(Dataset records)
━━━━━━━━━━━━━━━━

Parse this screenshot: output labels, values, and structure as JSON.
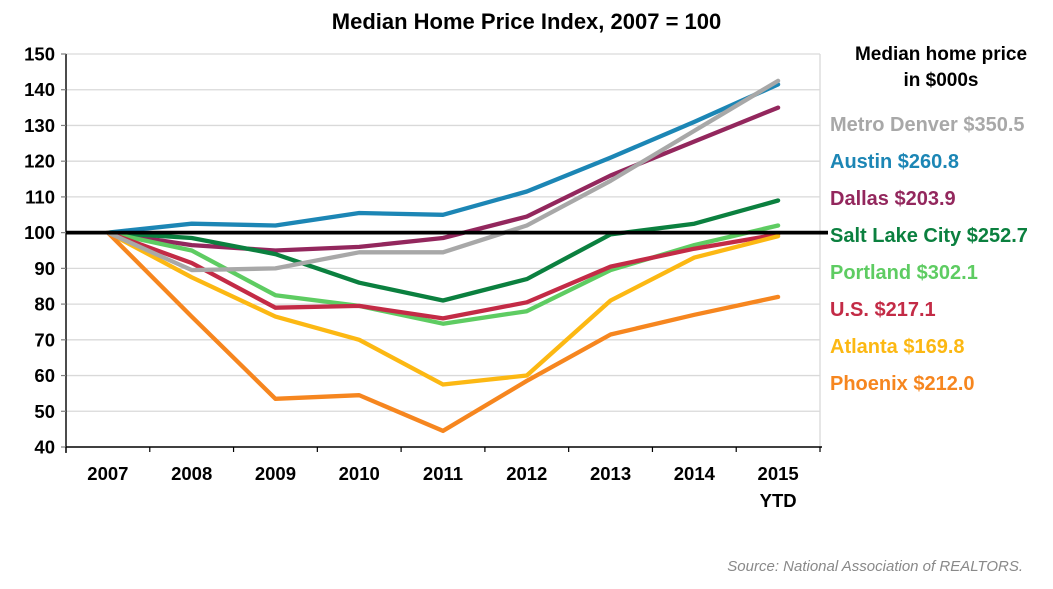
{
  "title": "Median Home Price Index, 2007 = 100",
  "source_note": "Source: National Association of REALTORS.",
  "legend": {
    "title_line1": "Median home price",
    "title_line2": "in $000s",
    "position": "right"
  },
  "chart_data": {
    "type": "line",
    "title": "Median Home Price Index, 2007 = 100",
    "categories": [
      "2007",
      "2008",
      "2009",
      "2010",
      "2011",
      "2012",
      "2013",
      "2014",
      "2015"
    ],
    "category_sublabels": [
      "",
      "",
      "",
      "",
      "",
      "",
      "",
      "",
      "YTD"
    ],
    "ylim": [
      40,
      150
    ],
    "yticks": [
      40,
      50,
      60,
      70,
      80,
      90,
      100,
      110,
      120,
      130,
      140,
      150
    ],
    "baseline_value": 100,
    "grid": "horizontal",
    "legend_position": "right",
    "colors": {
      "grid": "#d9d9d9",
      "axis": "#000000",
      "baseline": "#000000"
    },
    "series": [
      {
        "name": "Metro Denver",
        "price": "$350.5",
        "color": "#a8a8a8",
        "values": [
          100,
          89.5,
          90,
          94.5,
          94.5,
          102,
          114.5,
          128.5,
          142.5
        ]
      },
      {
        "name": "Austin",
        "price": "$260.8",
        "color": "#1c86b5",
        "values": [
          100,
          102.5,
          102,
          105.5,
          105,
          111.5,
          121,
          131,
          141.5
        ]
      },
      {
        "name": "Dallas",
        "price": "$203.9",
        "color": "#93275d",
        "values": [
          100,
          96.5,
          95,
          96,
          98.5,
          104.5,
          116,
          125.5,
          135
        ]
      },
      {
        "name": "Salt Lake City",
        "price": "$252.7",
        "color": "#0b803f",
        "values": [
          100,
          98.5,
          94,
          86,
          81,
          87,
          99.5,
          102.5,
          109
        ]
      },
      {
        "name": "Portland",
        "price": "$302.1",
        "color": "#5ecc62",
        "values": [
          100,
          95,
          82.5,
          79.5,
          74.5,
          78,
          89.5,
          96.5,
          102
        ]
      },
      {
        "name": "U.S.",
        "price": "$217.1",
        "color": "#c32b46",
        "values": [
          100,
          91.5,
          79,
          79.5,
          76,
          80.5,
          90.5,
          95.5,
          99.5
        ]
      },
      {
        "name": "Atlanta",
        "price": "$169.8",
        "color": "#fcb813",
        "values": [
          100,
          87.5,
          76.5,
          70,
          57.5,
          60,
          81,
          93,
          99
        ]
      },
      {
        "name": "Phoenix",
        "price": "$212.0",
        "color": "#f6861f",
        "values": [
          100,
          76.5,
          53.5,
          54.5,
          44.5,
          58.5,
          71.5,
          77,
          82
        ]
      }
    ]
  }
}
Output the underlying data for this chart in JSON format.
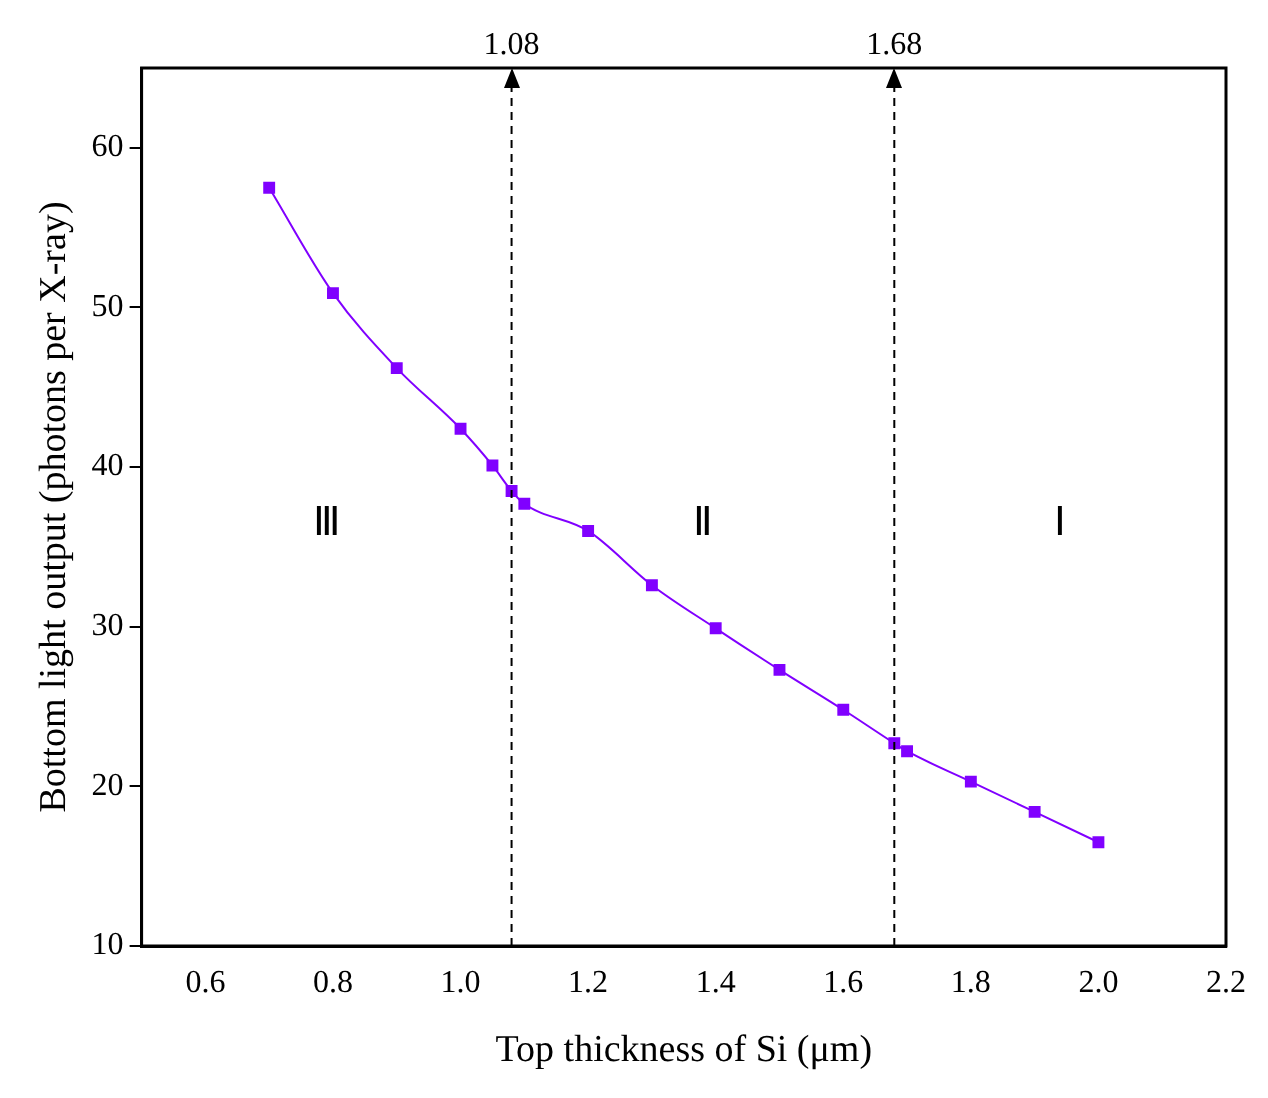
{
  "chart_data": {
    "type": "line",
    "xlabel": "Top thickness of Si (μm)",
    "ylabel": "Bottom light output (photons per X-ray)",
    "x": [
      0.7,
      0.8,
      0.9,
      1.0,
      1.05,
      1.08,
      1.1,
      1.2,
      1.3,
      1.4,
      1.5,
      1.6,
      1.68,
      1.7,
      1.8,
      1.9,
      2.0
    ],
    "series": [
      {
        "color": "#8000ff",
        "values": [
          57.5,
          50.9,
          46.2,
          42.4,
          40.1,
          38.5,
          37.7,
          36.0,
          32.6,
          29.9,
          27.3,
          24.8,
          22.7,
          22.2,
          20.3,
          18.4,
          16.5
        ]
      }
    ],
    "xlim": [
      0.5,
      2.2
    ],
    "xticks": [
      "0.6",
      "0.8",
      "1.0",
      "1.2",
      "1.4",
      "1.6",
      "1.8",
      "2.0",
      "2.2"
    ],
    "ylim": [
      10,
      65
    ],
    "yticks": [
      10,
      20,
      30,
      40,
      50,
      60
    ],
    "ref_lines": [
      {
        "axis": "x",
        "value": 1.08,
        "label": "1.08",
        "line_style": "dashed"
      },
      {
        "axis": "x",
        "value": 1.68,
        "label": "1.68",
        "line_style": "dashed"
      }
    ],
    "annotations": [
      "Ⅲ",
      "Ⅱ",
      "Ⅰ"
    ],
    "marker": "square",
    "line_style": "solid",
    "grid": false,
    "legend": false
  }
}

━━━━━━━━━━━━━━━━

Every line should be retyped exactly, with the pictures omitted.

Parse this screenshot: output labels, values, and structure as JSON.
{
  "title": "Median Home Price Index, 2007 = 100",
  "source_note": "Source: National Association of REALTORS.",
  "legend": {
    "title_line1": "Median home price",
    "title_line2": "in $000s",
    "position": "right"
  },
  "chart_data": {
    "type": "line",
    "title": "Median Home Price Index, 2007 = 100",
    "categories": [
      "2007",
      "2008",
      "2009",
      "2010",
      "2011",
      "2012",
      "2013",
      "2014",
      "2015"
    ],
    "category_sublabels": [
      "",
      "",
      "",
      "",
      "",
      "",
      "",
      "",
      "YTD"
    ],
    "ylim": [
      40,
      150
    ],
    "yticks": [
      40,
      50,
      60,
      70,
      80,
      90,
      100,
      110,
      120,
      130,
      140,
      150
    ],
    "baseline_value": 100,
    "grid": "horizontal",
    "legend_position": "right",
    "colors": {
      "grid": "#d9d9d9",
      "axis": "#000000",
      "baseline": "#000000"
    },
    "series": [
      {
        "name": "Metro Denver",
        "price": "$350.5",
        "color": "#a8a8a8",
        "values": [
          100,
          89.5,
          90,
          94.5,
          94.5,
          102,
          114.5,
          128.5,
          142.5
        ]
      },
      {
        "name": "Austin",
        "price": "$260.8",
        "color": "#1c86b5",
        "values": [
          100,
          102.5,
          102,
          105.5,
          105,
          111.5,
          121,
          131,
          141.5
        ]
      },
      {
        "name": "Dallas",
        "price": "$203.9",
        "color": "#93275d",
        "values": [
          100,
          96.5,
          95,
          96,
          98.5,
          104.5,
          116,
          125.5,
          135
        ]
      },
      {
        "name": "Salt Lake City",
        "price": "$252.7",
        "color": "#0b803f",
        "values": [
          100,
          98.5,
          94,
          86,
          81,
          87,
          99.5,
          102.5,
          109
        ]
      },
      {
        "name": "Portland",
        "price": "$302.1",
        "color": "#5ecc62",
        "values": [
          100,
          95,
          82.5,
          79.5,
          74.5,
          78,
          89.5,
          96.5,
          102
        ]
      },
      {
        "name": "U.S.",
        "price": "$217.1",
        "color": "#c32b46",
        "values": [
          100,
          91.5,
          79,
          79.5,
          76,
          80.5,
          90.5,
          95.5,
          99.5
        ]
      },
      {
        "name": "Atlanta",
        "price": "$169.8",
        "color": "#fcb813",
        "values": [
          100,
          87.5,
          76.5,
          70,
          57.5,
          60,
          81,
          93,
          99
        ]
      },
      {
        "name": "Phoenix",
        "price": "$212.0",
        "color": "#f6861f",
        "values": [
          100,
          76.5,
          53.5,
          54.5,
          44.5,
          58.5,
          71.5,
          77,
          82
        ]
      }
    ]
  }
}
Output the underlying data for this chart in JSON format.
{
  "chart_data": {
    "type": "line",
    "xlabel": "Top thickness of Si (μm)",
    "ylabel": "Bottom light output (photons per X-ray)",
    "x": [
      0.7,
      0.8,
      0.9,
      1.0,
      1.05,
      1.08,
      1.1,
      1.2,
      1.3,
      1.4,
      1.5,
      1.6,
      1.68,
      1.7,
      1.8,
      1.9,
      2.0
    ],
    "series": [
      {
        "color": "#8000ff",
        "values": [
          57.5,
          50.9,
          46.2,
          42.4,
          40.1,
          38.5,
          37.7,
          36.0,
          32.6,
          29.9,
          27.3,
          24.8,
          22.7,
          22.2,
          20.3,
          18.4,
          16.5
        ]
      }
    ],
    "xlim": [
      0.5,
      2.2
    ],
    "xticks": [
      "0.6",
      "0.8",
      "1.0",
      "1.2",
      "1.4",
      "1.6",
      "1.8",
      "2.0",
      "2.2"
    ],
    "ylim": [
      10,
      65
    ],
    "yticks": [
      10,
      20,
      30,
      40,
      50,
      60
    ],
    "ref_lines": [
      {
        "axis": "x",
        "value": 1.08,
        "label": "1.08",
        "line_style": "dashed"
      },
      {
        "axis": "x",
        "value": 1.68,
        "label": "1.68",
        "line_style": "dashed"
      }
    ],
    "annotations": [
      "Ⅲ",
      "Ⅱ",
      "Ⅰ"
    ],
    "marker": "square",
    "line_style": "solid",
    "grid": false,
    "legend": false
  }
}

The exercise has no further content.